-- Task instructions --
Pull every line that includes the word "Bacteriostasis" from the data.

=-=-=

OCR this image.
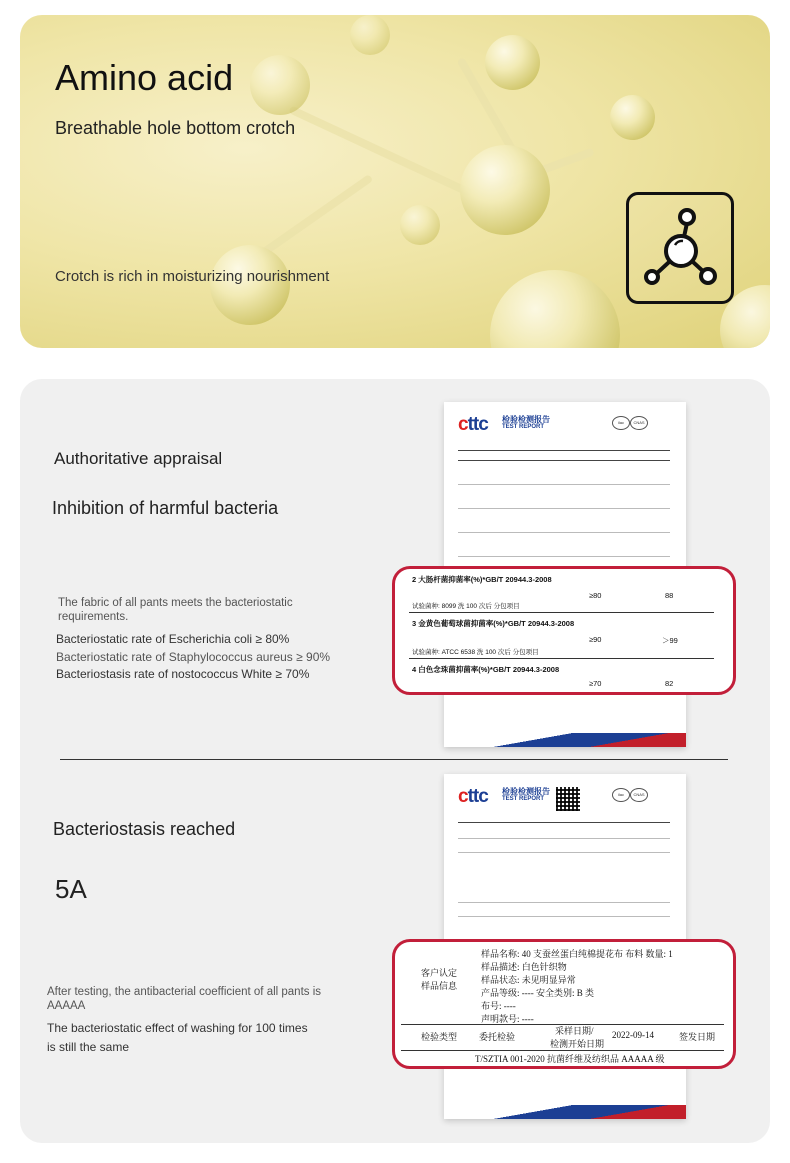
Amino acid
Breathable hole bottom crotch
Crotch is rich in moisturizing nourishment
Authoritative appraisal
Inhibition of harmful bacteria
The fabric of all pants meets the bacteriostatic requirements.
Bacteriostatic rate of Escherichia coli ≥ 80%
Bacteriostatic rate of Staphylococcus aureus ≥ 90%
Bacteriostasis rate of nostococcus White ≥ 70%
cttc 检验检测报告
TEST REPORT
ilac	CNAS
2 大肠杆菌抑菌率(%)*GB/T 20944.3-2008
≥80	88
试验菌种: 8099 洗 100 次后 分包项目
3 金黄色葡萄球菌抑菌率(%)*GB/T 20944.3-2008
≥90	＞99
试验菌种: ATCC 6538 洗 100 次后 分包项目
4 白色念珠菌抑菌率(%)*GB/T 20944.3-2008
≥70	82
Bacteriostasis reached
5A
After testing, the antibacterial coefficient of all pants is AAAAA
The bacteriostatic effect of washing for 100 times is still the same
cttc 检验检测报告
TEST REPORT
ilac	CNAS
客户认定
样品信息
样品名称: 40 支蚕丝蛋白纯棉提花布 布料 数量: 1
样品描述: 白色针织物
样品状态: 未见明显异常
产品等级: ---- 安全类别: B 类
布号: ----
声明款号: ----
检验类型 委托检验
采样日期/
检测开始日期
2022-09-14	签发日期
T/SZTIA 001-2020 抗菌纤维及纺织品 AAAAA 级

=-=-=

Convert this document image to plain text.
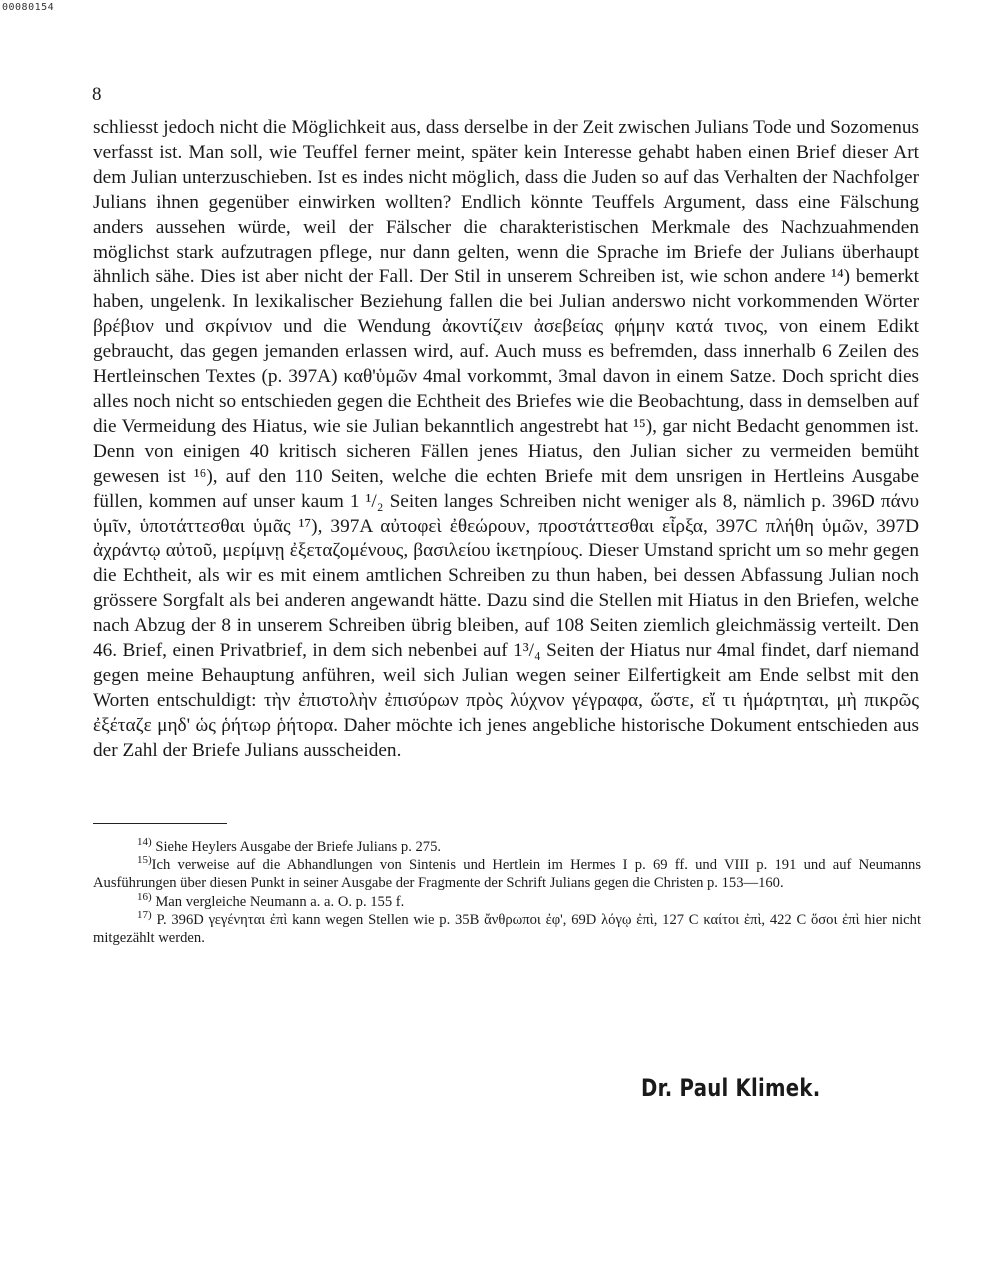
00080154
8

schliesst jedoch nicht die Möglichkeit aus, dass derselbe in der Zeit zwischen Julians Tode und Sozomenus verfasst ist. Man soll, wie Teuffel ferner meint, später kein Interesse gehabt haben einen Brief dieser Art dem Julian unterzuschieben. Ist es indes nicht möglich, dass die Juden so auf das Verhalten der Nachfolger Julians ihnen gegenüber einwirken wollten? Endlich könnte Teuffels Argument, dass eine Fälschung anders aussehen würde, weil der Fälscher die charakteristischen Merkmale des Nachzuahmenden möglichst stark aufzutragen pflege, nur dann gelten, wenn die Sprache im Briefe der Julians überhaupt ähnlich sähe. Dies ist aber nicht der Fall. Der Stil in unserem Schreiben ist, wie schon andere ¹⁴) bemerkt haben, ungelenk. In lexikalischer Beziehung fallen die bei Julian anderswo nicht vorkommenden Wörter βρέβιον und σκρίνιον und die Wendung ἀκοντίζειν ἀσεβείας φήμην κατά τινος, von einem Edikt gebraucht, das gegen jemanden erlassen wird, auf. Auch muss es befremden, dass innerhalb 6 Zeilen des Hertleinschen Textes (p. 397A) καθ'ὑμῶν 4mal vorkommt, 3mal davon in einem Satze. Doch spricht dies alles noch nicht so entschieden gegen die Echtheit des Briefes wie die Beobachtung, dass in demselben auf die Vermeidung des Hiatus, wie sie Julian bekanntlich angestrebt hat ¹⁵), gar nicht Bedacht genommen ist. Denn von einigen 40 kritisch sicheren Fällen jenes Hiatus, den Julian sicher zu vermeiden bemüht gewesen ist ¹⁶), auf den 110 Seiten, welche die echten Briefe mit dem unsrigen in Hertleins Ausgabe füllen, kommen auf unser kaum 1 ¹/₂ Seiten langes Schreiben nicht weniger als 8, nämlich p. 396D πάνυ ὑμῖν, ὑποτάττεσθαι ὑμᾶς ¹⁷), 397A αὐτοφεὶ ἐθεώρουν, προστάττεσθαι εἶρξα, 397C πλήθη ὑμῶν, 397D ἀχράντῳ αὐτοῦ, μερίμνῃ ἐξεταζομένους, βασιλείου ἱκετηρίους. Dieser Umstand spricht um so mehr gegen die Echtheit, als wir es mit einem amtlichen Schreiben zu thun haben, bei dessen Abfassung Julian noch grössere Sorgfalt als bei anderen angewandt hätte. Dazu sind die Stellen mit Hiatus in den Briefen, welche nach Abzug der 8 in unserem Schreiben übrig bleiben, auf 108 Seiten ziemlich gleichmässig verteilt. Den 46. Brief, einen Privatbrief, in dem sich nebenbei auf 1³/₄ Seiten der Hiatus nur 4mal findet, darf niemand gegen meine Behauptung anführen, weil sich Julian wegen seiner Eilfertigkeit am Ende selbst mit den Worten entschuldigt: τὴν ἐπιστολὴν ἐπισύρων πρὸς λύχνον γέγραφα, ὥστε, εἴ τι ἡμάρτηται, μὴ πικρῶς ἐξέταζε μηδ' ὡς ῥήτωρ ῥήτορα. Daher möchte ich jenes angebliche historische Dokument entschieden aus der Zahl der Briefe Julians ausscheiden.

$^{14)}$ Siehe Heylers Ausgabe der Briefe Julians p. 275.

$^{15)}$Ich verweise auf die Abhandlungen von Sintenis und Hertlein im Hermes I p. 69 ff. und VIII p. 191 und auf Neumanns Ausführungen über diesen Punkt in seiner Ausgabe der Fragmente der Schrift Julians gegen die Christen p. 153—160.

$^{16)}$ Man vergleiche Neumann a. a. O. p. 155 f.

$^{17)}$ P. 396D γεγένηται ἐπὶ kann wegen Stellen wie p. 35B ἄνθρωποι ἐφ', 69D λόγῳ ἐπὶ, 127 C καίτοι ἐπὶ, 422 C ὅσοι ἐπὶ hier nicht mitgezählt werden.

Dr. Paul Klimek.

=-=-=

-- Exercise response --
Bacteriostasis rate of nostococcus White ≥ 70%
Bacteriostasis reached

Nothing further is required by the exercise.